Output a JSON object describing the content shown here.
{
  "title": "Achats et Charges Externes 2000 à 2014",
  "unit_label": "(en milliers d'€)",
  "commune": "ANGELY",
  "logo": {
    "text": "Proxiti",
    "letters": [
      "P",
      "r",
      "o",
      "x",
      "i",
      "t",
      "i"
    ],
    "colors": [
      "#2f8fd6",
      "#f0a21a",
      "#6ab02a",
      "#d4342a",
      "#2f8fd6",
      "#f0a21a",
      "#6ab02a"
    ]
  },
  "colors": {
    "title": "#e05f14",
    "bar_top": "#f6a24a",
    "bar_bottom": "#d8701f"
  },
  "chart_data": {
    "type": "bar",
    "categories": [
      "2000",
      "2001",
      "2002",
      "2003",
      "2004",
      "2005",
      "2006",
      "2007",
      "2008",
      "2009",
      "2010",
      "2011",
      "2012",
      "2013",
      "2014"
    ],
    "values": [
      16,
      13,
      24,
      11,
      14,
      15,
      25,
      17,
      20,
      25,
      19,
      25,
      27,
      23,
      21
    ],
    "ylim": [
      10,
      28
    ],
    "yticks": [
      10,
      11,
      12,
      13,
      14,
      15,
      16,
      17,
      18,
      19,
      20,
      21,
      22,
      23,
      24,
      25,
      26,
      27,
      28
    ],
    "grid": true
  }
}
========
[WHAT TO PRODUCE]
Extract each line holding the word "title" from the records.

[SOLUTION TO THE PROBLEM]
  "title": "Achats et Charges Externes 2000 à 2014",
    "title": "#e05f14",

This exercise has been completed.